Return the listing below in full, with every line exactly as it is.

┌─ ROWS

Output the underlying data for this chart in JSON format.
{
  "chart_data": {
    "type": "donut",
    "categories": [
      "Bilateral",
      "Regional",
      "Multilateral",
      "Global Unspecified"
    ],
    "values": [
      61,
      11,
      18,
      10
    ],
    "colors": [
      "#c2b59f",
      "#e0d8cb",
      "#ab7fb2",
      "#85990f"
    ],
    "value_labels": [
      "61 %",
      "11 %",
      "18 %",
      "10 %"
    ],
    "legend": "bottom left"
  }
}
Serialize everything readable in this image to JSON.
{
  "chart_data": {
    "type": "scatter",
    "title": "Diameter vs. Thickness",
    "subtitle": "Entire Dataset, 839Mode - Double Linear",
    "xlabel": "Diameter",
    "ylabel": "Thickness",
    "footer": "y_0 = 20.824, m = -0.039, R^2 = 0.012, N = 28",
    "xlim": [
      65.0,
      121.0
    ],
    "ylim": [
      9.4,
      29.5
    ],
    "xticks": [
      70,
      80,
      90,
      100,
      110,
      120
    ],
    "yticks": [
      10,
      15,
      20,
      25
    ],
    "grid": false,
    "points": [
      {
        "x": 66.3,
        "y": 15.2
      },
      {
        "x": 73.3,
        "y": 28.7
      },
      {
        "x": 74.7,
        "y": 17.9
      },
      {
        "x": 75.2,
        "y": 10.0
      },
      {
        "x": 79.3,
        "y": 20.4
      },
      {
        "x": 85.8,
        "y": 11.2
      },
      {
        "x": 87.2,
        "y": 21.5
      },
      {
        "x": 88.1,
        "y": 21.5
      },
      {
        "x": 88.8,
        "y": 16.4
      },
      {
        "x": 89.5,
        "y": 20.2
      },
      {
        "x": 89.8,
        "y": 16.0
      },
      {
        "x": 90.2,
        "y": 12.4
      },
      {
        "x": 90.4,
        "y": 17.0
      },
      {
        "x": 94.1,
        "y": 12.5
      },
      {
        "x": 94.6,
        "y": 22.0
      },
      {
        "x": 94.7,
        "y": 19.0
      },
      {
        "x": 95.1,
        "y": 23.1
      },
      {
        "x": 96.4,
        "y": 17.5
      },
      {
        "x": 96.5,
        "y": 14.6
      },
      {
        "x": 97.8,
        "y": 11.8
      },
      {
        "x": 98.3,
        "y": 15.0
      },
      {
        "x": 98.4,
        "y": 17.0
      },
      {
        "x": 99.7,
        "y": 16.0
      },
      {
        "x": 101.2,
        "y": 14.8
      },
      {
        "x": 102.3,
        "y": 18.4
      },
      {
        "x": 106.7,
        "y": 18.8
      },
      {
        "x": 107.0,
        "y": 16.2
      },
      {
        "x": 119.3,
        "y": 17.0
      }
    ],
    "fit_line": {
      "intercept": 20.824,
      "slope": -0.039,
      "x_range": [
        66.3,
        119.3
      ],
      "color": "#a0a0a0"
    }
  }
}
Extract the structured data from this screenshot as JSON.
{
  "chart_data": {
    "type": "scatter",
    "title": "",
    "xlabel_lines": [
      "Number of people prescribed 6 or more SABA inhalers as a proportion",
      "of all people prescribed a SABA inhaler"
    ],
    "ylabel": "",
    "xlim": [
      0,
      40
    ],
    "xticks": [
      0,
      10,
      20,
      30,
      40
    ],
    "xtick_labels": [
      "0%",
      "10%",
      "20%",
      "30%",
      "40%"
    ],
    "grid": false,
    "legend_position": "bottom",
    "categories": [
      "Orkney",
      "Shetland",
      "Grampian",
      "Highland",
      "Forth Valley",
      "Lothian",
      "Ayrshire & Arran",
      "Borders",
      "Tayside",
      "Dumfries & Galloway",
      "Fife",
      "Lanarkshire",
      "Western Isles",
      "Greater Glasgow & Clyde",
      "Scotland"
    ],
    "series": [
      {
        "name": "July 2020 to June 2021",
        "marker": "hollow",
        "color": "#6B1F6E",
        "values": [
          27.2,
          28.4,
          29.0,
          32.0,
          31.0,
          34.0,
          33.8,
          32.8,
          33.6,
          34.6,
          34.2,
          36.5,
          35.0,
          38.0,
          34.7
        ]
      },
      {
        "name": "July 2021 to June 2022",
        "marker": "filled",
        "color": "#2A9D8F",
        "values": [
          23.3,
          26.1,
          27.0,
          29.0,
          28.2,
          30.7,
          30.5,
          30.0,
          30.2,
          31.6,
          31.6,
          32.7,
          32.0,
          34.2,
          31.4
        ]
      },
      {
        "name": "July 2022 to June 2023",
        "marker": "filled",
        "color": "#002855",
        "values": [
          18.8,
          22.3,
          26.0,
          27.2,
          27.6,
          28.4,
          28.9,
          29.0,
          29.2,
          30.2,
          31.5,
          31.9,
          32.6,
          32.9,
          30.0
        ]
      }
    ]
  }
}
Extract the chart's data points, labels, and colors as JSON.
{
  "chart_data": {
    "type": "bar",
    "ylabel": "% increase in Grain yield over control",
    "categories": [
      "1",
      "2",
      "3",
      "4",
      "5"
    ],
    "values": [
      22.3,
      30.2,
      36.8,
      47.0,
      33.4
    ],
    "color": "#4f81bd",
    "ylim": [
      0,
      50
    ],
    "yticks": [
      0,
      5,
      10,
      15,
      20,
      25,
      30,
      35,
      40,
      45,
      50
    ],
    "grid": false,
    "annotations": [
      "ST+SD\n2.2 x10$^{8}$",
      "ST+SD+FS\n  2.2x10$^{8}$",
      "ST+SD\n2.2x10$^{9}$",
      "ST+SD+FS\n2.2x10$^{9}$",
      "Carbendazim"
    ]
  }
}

└─

- EXERCISE RESPONSE
Output the underlying data for this chart in JSON format.
{
  "chart_data": {
    "type": "donut",
    "categories": [
      "Bilateral",
      "Regional",
      "Multilateral",
      "Global Unspecified"
    ],
    "values": [
      61,
      11,
      18,
      10
    ],
    "colors": [
      "#c2b59f",
      "#e0d8cb",
      "#ab7fb2",
      "#85990f"
    ],
    "value_labels": [
      "61 %",
      "11 %",
      "18 %",
      "10 %"
    ],
    "legend": "bottom left"
  }
}
Serialize everything readable in this image to JSON.
{
  "chart_data": {
    "type": "scatter",
    "title": "Diameter vs. Thickness",
    "subtitle": "Entire Dataset, 839Mode - Double Linear",
    "xlabel": "Diameter",
    "ylabel": "Thickness",
    "footer": "y_0 = 20.824, m = -0.039, R^2 = 0.012, N = 28",
    "xlim": [
      65.0,
      121.0
    ],
    "ylim": [
      9.4,
      29.5
    ],
    "xticks": [
      70,
      80,
      90,
      100,
      110,
      120
    ],
    "yticks": [
      10,
      15,
      20,
      25
    ],
    "grid": false,
    "points": [
      {
        "x": 66.3,
        "y": 15.2
      },
      {
        "x": 73.3,
        "y": 28.7
      },
      {
        "x": 74.7,
        "y": 17.9
      },
      {
        "x": 75.2,
        "y": 10.0
      },
      {
        "x": 79.3,
        "y": 20.4
      },
      {
        "x": 85.8,
        "y": 11.2
      },
      {
        "x": 87.2,
        "y": 21.5
      },
      {
        "x": 88.1,
        "y": 21.5
      },
      {
        "x": 88.8,
        "y": 16.4
      },
      {
        "x": 89.5,
        "y": 20.2
      },
      {
        "x": 89.8,
        "y": 16.0
      },
      {
        "x": 90.2,
        "y": 12.4
      },
      {
        "x": 90.4,
        "y": 17.0
      },
      {
        "x": 94.1,
        "y": 12.5
      },
      {
        "x": 94.6,
        "y": 22.0
      },
      {
        "x": 94.7,
        "y": 19.0
      },
      {
        "x": 95.1,
        "y": 23.1
      },
      {
        "x": 96.4,
        "y": 17.5
      },
      {
        "x": 96.5,
        "y": 14.6
      },
      {
        "x": 97.8,
        "y": 11.8
      },
      {
        "x": 98.3,
        "y": 15.0
      },
      {
        "x": 98.4,
        "y": 17.0
      },
      {
        "x": 99.7,
        "y": 16.0
      },
      {
        "x": 101.2,
        "y": 14.8
      },
      {
        "x": 102.3,
        "y": 18.4
      },
      {
        "x": 106.7,
        "y": 18.8
      },
      {
        "x": 107.0,
        "y": 16.2
      },
      {
        "x": 119.3,
        "y": 17.0
      }
    ],
    "fit_line": {
      "intercept": 20.824,
      "slope": -0.039,
      "x_range": [
        66.3,
        119.3
      ],
      "color": "#a0a0a0"
    }
  }
}
Extract the structured data from this screenshot as JSON.
{
  "chart_data": {
    "type": "scatter",
    "title": "",
    "xlabel_lines": [
      "Number of people prescribed 6 or more SABA inhalers as a proportion",
      "of all people prescribed a SABA inhaler"
    ],
    "ylabel": "",
    "xlim": [
      0,
      40
    ],
    "xticks": [
      0,
      10,
      20,
      30,
      40
    ],
    "xtick_labels": [
      "0%",
      "10%",
      "20%",
      "30%",
      "40%"
    ],
    "grid": false,
    "legend_position": "bottom",
    "categories": [
      "Orkney",
      "Shetland",
      "Grampian",
      "Highland",
      "Forth Valley",
      "Lothian",
      "Ayrshire & Arran",
      "Borders",
      "Tayside",
      "Dumfries & Galloway",
      "Fife",
      "Lanarkshire",
      "Western Isles",
      "Greater Glasgow & Clyde",
      "Scotland"
    ],
    "series": [
      {
        "name": "July 2020 to June 2021",
        "marker": "hollow",
        "color": "#6B1F6E",
        "values": [
          27.2,
          28.4,
          29.0,
          32.0,
          31.0,
          34.0,
          33.8,
          32.8,
          33.6,
          34.6,
          34.2,
          36.5,
          35.0,
          38.0,
          34.7
        ]
      },
      {
        "name": "July 2021 to June 2022",
        "marker": "filled",
        "color": "#2A9D8F",
        "values": [
          23.3,
          26.1,
          27.0,
          29.0,
          28.2,
          30.7,
          30.5,
          30.0,
          30.2,
          31.6,
          31.6,
          32.7,
          32.0,
          34.2,
          31.4
        ]
      },
      {
        "name": "July 2022 to June 2023",
        "marker": "filled",
        "color": "#002855",
        "values": [
          18.8,
          22.3,
          26.0,
          27.2,
          27.6,
          28.4,
          28.9,
          29.0,
          29.2,
          30.2,
          31.5,
          31.9,
          32.6,
          32.9,
          30.0
        ]
      }
    ]
  }
}
Extract the chart's data points, labels, and colors as JSON.
{
  "chart_data": {
    "type": "bar",
    "ylabel": "% increase in Grain yield over control",
    "categories": [
      "1",
      "2",
      "3",
      "4",
      "5"
    ],
    "values": [
      22.3,
      30.2,
      36.8,
      47.0,
      33.4
    ],
    "color": "#4f81bd",
    "ylim": [
      0,
      50
    ],
    "yticks": [
      0,
      5,
      10,
      15,
      20,
      25,
      30,
      35,
      40,
      45,
      50
    ],
    "grid": false,
    "annotations": [
      "ST+SD\n2.2 x10$^{8}$",
      "ST+SD+FS\n  2.2x10$^{8}$",
      "ST+SD\n2.2x10$^{9}$",
      "ST+SD+FS\n2.2x10$^{9}$",
      "Carbendazim"
    ]
  }
}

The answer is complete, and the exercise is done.